Task requirements: Each record needs to be echoed exactly; can you do that?

☆ ☆ ☆ ☆

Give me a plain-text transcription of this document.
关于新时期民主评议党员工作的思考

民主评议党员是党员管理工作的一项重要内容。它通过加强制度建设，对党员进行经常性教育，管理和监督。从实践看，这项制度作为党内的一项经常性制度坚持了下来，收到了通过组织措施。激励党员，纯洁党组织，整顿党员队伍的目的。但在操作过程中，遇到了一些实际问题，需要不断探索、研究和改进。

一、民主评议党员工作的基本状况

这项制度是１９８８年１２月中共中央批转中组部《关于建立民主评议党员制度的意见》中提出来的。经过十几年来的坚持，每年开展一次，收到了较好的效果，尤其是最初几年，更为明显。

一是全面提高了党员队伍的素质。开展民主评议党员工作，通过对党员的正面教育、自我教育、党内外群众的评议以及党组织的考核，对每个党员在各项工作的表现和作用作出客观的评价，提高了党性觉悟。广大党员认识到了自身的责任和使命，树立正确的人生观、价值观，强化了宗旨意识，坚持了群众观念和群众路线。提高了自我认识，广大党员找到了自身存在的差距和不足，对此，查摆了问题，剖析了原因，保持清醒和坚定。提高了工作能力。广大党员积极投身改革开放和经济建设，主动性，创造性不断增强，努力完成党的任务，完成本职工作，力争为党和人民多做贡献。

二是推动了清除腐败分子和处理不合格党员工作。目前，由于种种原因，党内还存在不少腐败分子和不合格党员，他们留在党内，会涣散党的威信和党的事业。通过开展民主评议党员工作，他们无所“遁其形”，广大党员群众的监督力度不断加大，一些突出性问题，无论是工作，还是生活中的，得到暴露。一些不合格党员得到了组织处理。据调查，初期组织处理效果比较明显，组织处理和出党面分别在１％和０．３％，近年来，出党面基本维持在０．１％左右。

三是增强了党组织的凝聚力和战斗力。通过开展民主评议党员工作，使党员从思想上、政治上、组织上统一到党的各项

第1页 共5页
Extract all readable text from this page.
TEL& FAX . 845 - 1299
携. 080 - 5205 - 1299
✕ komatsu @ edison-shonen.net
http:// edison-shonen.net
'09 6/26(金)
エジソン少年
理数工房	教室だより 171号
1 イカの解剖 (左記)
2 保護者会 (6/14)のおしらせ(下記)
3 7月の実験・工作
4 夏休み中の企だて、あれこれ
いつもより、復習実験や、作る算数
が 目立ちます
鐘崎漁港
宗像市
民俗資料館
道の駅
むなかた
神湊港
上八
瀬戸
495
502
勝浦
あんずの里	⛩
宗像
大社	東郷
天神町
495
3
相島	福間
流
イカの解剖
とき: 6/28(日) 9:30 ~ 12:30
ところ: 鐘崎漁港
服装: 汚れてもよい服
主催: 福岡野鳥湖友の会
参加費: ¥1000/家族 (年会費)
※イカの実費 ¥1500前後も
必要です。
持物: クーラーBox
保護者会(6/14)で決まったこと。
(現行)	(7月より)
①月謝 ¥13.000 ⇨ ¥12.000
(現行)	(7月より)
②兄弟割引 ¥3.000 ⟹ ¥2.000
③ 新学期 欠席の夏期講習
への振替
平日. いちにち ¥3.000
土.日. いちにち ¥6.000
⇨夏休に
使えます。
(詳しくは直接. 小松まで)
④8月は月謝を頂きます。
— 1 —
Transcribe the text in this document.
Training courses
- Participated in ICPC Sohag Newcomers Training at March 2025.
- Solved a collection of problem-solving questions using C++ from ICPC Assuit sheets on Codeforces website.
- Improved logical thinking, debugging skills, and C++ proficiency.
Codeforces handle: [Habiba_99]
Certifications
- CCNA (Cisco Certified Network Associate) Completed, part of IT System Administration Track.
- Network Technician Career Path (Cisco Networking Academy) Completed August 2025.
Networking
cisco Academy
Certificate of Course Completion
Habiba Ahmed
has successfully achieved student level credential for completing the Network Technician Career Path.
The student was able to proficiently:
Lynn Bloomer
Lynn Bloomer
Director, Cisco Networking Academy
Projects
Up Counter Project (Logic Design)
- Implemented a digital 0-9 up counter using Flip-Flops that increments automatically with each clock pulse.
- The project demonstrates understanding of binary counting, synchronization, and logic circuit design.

☆ ☆ ☆ ☆

Solution for this exercise:
Give me a plain-text transcription of this document.
关于新时期民主评议党员工作的思考

民主评议党员是党员管理工作的一项重要内容。它通过加强制度建设，对党员进行经常性教育，管理和监督。从实践看，这项制度作为党内的一项经常性制度坚持了下来，收到了通过组织措施。激励党员，纯洁党组织，整顿党员队伍的目的。但在操作过程中，遇到了一些实际问题，需要不断探索、研究和改进。

一、民主评议党员工作的基本状况

这项制度是１９８８年１２月中共中央批转中组部《关于建立民主评议党员制度的意见》中提出来的。经过十几年来的坚持，每年开展一次，收到了较好的效果，尤其是最初几年，更为明显。

一是全面提高了党员队伍的素质。开展民主评议党员工作，通过对党员的正面教育、自我教育、党内外群众的评议以及党组织的考核，对每个党员在各项工作的表现和作用作出客观的评价，提高了党性觉悟。广大党员认识到了自身的责任和使命，树立正确的人生观、价值观，强化了宗旨意识，坚持了群众观念和群众路线。提高了自我认识，广大党员找到了自身存在的差距和不足，对此，查摆了问题，剖析了原因，保持清醒和坚定。提高了工作能力。广大党员积极投身改革开放和经济建设，主动性，创造性不断增强，努力完成党的任务，完成本职工作，力争为党和人民多做贡献。

二是推动了清除腐败分子和处理不合格党员工作。目前，由于种种原因，党内还存在不少腐败分子和不合格党员，他们留在党内，会涣散党的威信和党的事业。通过开展民主评议党员工作，他们无所“遁其形”，广大党员群众的监督力度不断加大，一些突出性问题，无论是工作，还是生活中的，得到暴露。一些不合格党员得到了组织处理。据调查，初期组织处理效果比较明显，组织处理和出党面分别在１％和０．３％，近年来，出党面基本维持在０．１％左右。

三是增强了党组织的凝聚力和战斗力。通过开展民主评议党员工作，使党员从思想上、政治上、组织上统一到党的各项

第1页 共5页
Extract all readable text from this page.
TEL& FAX . 845 - 1299
携. 080 - 5205 - 1299
✕ komatsu @ edison-shonen.net
http:// edison-shonen.net
'09 6/26(金)
エジソン少年
理数工房	教室だより 171号
1 イカの解剖 (左記)
2 保護者会 (6/14)のおしらせ(下記)
3 7月の実験・工作
4 夏休み中の企だて、あれこれ
いつもより、復習実験や、作る算数
が 目立ちます
鐘崎漁港
宗像市
民俗資料館
道の駅
むなかた
神湊港
上八
瀬戸
495
502
勝浦
あんずの里	⛩
宗像
大社	東郷
天神町
495
3
相島	福間
流
イカの解剖
とき: 6/28(日) 9:30 ~ 12:30
ところ: 鐘崎漁港
服装: 汚れてもよい服
主催: 福岡野鳥湖友の会
参加費: ¥1000/家族 (年会費)
※イカの実費 ¥1500前後も
必要です。
持物: クーラーBox
保護者会(6/14)で決まったこと。
(現行)	(7月より)
①月謝 ¥13.000 ⇨ ¥12.000
(現行)	(7月より)
②兄弟割引 ¥3.000 ⟹ ¥2.000
③ 新学期 欠席の夏期講習
への振替
平日. いちにち ¥3.000
土.日. いちにち ¥6.000
⇨夏休に
使えます。
(詳しくは直接. 小松まで)
④8月は月謝を頂きます。
— 1 —
Transcribe the text in this document.
Training courses
- Participated in ICPC Sohag Newcomers Training at March 2025.
- Solved a collection of problem-solving questions using C++ from ICPC Assuit sheets on Codeforces website.
- Improved logical thinking, debugging skills, and C++ proficiency.
Codeforces handle: [Habiba_99]
Certifications
- CCNA (Cisco Certified Network Associate) Completed, part of IT System Administration Track.
- Network Technician Career Path (Cisco Networking Academy) Completed August 2025.
Networking
cisco Academy
Certificate of Course Completion
Habiba Ahmed
has successfully achieved student level credential for completing the Network Technician Career Path.
The student was able to proficiently:
Lynn Bloomer
Lynn Bloomer
Director, Cisco Networking Academy
Projects
Up Counter Project (Logic Design)
- Implemented a digital 0-9 up counter using Flip-Flops that increments automatically with each clock pulse.
- The project demonstrates understanding of binary counting, synchronization, and logic circuit design.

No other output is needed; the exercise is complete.